-- start --

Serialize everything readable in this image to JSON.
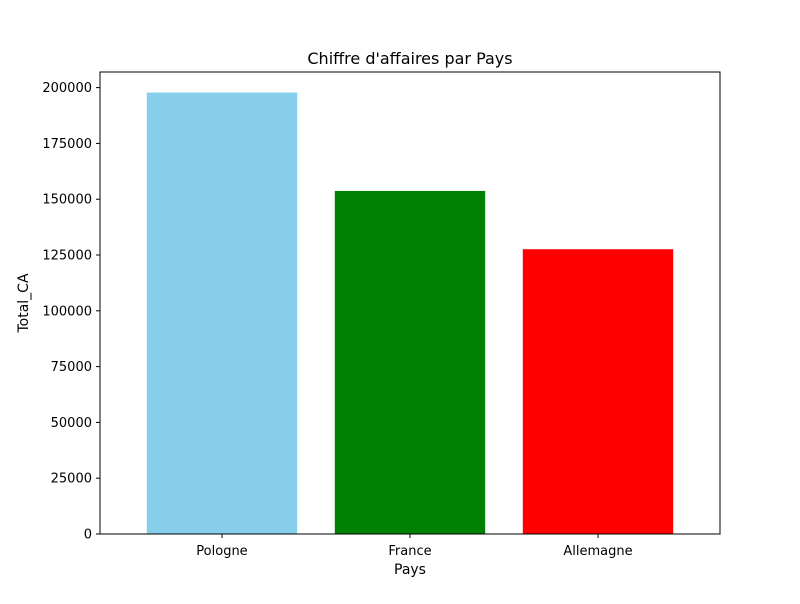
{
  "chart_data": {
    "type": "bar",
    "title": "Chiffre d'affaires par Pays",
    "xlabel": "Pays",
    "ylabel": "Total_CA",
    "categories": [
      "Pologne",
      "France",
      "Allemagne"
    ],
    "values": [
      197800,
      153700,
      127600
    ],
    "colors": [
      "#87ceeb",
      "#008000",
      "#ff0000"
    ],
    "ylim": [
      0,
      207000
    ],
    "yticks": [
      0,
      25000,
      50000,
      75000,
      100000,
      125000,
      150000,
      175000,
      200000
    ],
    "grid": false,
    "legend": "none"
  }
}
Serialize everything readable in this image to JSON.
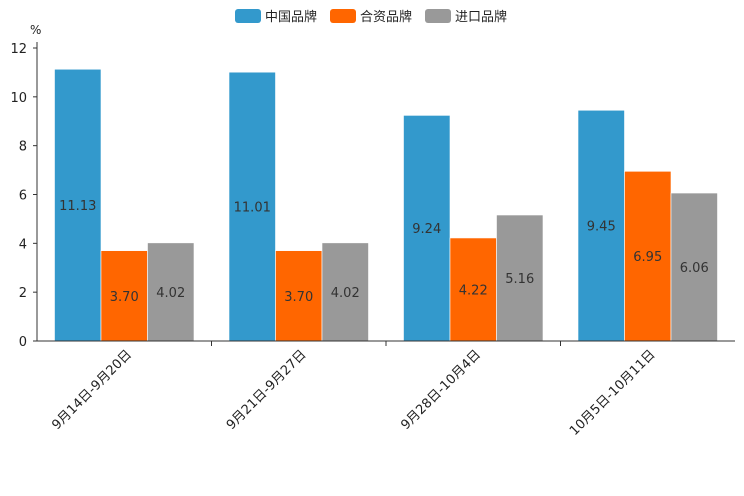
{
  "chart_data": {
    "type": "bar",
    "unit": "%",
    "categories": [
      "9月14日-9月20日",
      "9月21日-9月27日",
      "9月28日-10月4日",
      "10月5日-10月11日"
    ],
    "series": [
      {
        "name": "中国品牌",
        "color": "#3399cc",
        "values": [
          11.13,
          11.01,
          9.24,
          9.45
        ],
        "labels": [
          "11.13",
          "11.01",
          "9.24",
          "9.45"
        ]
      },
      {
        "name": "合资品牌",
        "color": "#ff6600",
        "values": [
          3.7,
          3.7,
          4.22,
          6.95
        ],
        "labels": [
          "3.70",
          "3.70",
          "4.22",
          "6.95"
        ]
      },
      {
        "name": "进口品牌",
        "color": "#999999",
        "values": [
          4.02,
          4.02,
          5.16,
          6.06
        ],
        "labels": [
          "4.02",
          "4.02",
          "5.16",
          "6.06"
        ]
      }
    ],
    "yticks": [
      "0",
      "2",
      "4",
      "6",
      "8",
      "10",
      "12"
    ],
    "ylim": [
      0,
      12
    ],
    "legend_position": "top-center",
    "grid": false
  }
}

-- end --

- **Goal of the exercise**
Wherever "Pays" shows up in a line, copy that line.

- **Written response**
    "title": "Chiffre d'affaires par Pays",
    "xlabel": "Pays",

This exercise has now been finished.